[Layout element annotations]

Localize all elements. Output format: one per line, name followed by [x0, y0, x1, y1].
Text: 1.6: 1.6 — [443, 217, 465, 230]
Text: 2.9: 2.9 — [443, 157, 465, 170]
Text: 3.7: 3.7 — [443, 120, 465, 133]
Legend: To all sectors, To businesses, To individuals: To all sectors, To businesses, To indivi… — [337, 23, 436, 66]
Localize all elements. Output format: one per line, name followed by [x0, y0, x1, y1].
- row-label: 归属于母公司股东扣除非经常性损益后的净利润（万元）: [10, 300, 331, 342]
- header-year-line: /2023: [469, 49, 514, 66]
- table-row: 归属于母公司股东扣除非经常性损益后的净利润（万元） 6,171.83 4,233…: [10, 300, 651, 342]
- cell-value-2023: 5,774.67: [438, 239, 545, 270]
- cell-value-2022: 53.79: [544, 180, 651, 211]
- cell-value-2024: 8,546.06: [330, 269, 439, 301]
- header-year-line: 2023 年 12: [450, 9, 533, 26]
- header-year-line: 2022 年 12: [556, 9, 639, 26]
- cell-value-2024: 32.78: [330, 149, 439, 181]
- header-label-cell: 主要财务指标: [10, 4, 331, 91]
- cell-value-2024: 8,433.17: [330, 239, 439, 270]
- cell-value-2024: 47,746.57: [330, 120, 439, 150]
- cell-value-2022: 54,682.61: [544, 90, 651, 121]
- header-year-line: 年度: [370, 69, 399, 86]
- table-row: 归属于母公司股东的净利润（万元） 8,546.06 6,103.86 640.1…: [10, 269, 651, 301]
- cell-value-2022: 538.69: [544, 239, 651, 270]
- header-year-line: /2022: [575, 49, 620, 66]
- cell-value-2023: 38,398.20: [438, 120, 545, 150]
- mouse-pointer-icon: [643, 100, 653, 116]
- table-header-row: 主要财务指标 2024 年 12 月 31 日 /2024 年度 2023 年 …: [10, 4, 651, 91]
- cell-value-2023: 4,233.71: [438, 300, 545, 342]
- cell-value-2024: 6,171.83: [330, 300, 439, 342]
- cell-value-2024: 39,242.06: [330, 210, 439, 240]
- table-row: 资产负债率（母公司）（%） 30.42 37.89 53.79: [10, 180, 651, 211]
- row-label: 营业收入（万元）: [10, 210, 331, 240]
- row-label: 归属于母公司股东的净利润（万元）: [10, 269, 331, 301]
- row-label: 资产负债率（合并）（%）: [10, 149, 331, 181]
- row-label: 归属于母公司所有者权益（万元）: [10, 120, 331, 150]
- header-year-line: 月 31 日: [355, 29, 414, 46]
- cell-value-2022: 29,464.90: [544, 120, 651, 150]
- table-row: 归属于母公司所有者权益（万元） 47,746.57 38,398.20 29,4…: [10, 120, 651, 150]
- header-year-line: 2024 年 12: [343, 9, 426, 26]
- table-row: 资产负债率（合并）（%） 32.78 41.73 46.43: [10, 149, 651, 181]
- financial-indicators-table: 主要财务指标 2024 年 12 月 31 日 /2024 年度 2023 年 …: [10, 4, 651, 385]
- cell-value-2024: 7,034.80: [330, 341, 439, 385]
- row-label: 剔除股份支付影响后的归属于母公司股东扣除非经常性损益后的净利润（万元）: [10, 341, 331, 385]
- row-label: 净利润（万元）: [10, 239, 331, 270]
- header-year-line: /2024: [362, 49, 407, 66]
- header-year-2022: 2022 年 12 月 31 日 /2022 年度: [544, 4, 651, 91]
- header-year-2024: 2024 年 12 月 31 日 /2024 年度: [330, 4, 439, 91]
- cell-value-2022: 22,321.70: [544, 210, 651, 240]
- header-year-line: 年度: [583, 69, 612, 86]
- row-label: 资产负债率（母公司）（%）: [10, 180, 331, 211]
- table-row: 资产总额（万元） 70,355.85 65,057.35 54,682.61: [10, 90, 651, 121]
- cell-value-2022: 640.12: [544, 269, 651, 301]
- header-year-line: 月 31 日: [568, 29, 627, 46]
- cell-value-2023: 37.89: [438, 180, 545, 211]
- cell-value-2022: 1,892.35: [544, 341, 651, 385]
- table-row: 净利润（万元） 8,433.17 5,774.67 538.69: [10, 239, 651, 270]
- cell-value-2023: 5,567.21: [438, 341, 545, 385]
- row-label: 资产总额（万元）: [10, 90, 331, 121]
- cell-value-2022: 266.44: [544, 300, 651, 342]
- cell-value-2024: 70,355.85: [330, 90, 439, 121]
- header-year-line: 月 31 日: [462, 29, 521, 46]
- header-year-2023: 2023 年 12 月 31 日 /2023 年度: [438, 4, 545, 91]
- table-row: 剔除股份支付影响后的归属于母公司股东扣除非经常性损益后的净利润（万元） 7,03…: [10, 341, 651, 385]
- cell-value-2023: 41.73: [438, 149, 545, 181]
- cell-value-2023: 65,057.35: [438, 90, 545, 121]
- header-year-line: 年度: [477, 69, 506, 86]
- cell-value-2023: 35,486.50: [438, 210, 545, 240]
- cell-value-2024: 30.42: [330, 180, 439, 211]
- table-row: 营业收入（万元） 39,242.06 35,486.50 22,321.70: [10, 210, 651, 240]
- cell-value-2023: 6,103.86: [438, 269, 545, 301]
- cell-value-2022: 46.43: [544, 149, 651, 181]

- _Exercise details_:
Please rewrite the data above, substituting "Locate" for every instance of "Localize" and leaving everything else unchanged.

- _Full response_:
Locate all elements. Output format: one per line, name followed by [x0, y0, x1, y1].
Text: 1.6: 1.6 — [443, 217, 465, 230]
Text: 2.9: 2.9 — [443, 157, 465, 170]
Text: 3.7: 3.7 — [443, 120, 465, 133]
Legend: To all sectors, To businesses, To individuals: To all sectors, To businesses, To indivi… — [337, 23, 436, 66]
Locate all elements. Output format: one per line, name followed by [x0, y0, x1, y1].
- row-label: 归属于母公司股东扣除非经常性损益后的净利润（万元）: [10, 300, 331, 342]
- header-year-line: /2023: [469, 49, 514, 66]
- table-row: 归属于母公司股东扣除非经常性损益后的净利润（万元） 6,171.83 4,233…: [10, 300, 651, 342]
- cell-value-2023: 5,774.67: [438, 239, 545, 270]
- cell-value-2022: 53.79: [544, 180, 651, 211]
- cell-value-2024: 8,546.06: [330, 269, 439, 301]
- header-year-line: 2023 年 12: [450, 9, 533, 26]
- header-year-line: 2022 年 12: [556, 9, 639, 26]
- cell-value-2024: 32.78: [330, 149, 439, 181]
- header-label-cell: 主要财务指标: [10, 4, 331, 91]
- cell-value-2024: 8,433.17: [330, 239, 439, 270]
- cell-value-2024: 47,746.57: [330, 120, 439, 150]
- cell-value-2022: 54,682.61: [544, 90, 651, 121]
- header-year-line: 年度: [370, 69, 399, 86]
- table-row: 归属于母公司股东的净利润（万元） 8,546.06 6,103.86 640.1…: [10, 269, 651, 301]
- cell-value-2022: 538.69: [544, 239, 651, 270]
- header-year-line: /2022: [575, 49, 620, 66]
- cell-value-2023: 38,398.20: [438, 120, 545, 150]
- mouse-pointer-icon: [643, 100, 653, 116]
- table-header-row: 主要财务指标 2024 年 12 月 31 日 /2024 年度 2023 年 …: [10, 4, 651, 91]
- cell-value-2023: 4,233.71: [438, 300, 545, 342]
- cell-value-2024: 6,171.83: [330, 300, 439, 342]
- cell-value-2024: 39,242.06: [330, 210, 439, 240]
- table-row: 资产负债率（母公司）（%） 30.42 37.89 53.79: [10, 180, 651, 211]
- row-label: 营业收入（万元）: [10, 210, 331, 240]
- row-label: 归属于母公司股东的净利润（万元）: [10, 269, 331, 301]
- row-label: 资产负债率（合并）（%）: [10, 149, 331, 181]
- row-label: 归属于母公司所有者权益（万元）: [10, 120, 331, 150]
- header-year-line: 月 31 日: [355, 29, 414, 46]
- cell-value-2022: 29,464.90: [544, 120, 651, 150]
- table-row: 归属于母公司所有者权益（万元） 47,746.57 38,398.20 29,4…: [10, 120, 651, 150]
- header-year-line: 2024 年 12: [343, 9, 426, 26]
- table-row: 资产负债率（合并）（%） 32.78 41.73 46.43: [10, 149, 651, 181]
- financial-indicators-table: 主要财务指标 2024 年 12 月 31 日 /2024 年度 2023 年 …: [10, 4, 651, 385]
- cell-value-2024: 7,034.80: [330, 341, 439, 385]
- row-label: 剔除股份支付影响后的归属于母公司股东扣除非经常性损益后的净利润（万元）: [10, 341, 331, 385]
- row-label: 净利润（万元）: [10, 239, 331, 270]
- header-year-line: /2024: [362, 49, 407, 66]
- header-year-2022: 2022 年 12 月 31 日 /2022 年度: [544, 4, 651, 91]
- header-year-2024: 2024 年 12 月 31 日 /2024 年度: [330, 4, 439, 91]
- cell-value-2022: 22,321.70: [544, 210, 651, 240]
- header-year-line: 年度: [583, 69, 612, 86]
- row-label: 资产负债率（母公司）（%）: [10, 180, 331, 211]
- table-row: 资产总额（万元） 70,355.85 65,057.35 54,682.61: [10, 90, 651, 121]
- cell-value-2022: 640.12: [544, 269, 651, 301]
- header-year-line: 月 31 日: [568, 29, 627, 46]
- cell-value-2023: 37.89: [438, 180, 545, 211]
- cell-value-2022: 1,892.35: [544, 341, 651, 385]
- table-row: 净利润（万元） 8,433.17 5,774.67 538.69: [10, 239, 651, 270]
- cell-value-2023: 5,567.21: [438, 341, 545, 385]
- row-label: 资产总额（万元）: [10, 90, 331, 121]
- cell-value-2022: 266.44: [544, 300, 651, 342]
- cell-value-2024: 70,355.85: [330, 90, 439, 121]
- header-year-line: 月 31 日: [462, 29, 521, 46]
- header-year-2023: 2023 年 12 月 31 日 /2023 年度: [438, 4, 545, 91]
- table-row: 剔除股份支付影响后的归属于母公司股东扣除非经常性损益后的净利润（万元） 7,03…: [10, 341, 651, 385]
- cell-value-2023: 41.73: [438, 149, 545, 181]
- cell-value-2023: 65,057.35: [438, 90, 545, 121]
- header-year-line: 年度: [477, 69, 506, 86]
- cell-value-2023: 35,486.50: [438, 210, 545, 240]
- cell-value-2024: 30.42: [330, 180, 439, 211]
- table-row: 营业收入（万元） 39,242.06 35,486.50 22,321.70: [10, 210, 651, 240]
- cell-value-2023: 6,103.86: [438, 269, 545, 301]
- cell-value-2022: 46.43: [544, 149, 651, 181]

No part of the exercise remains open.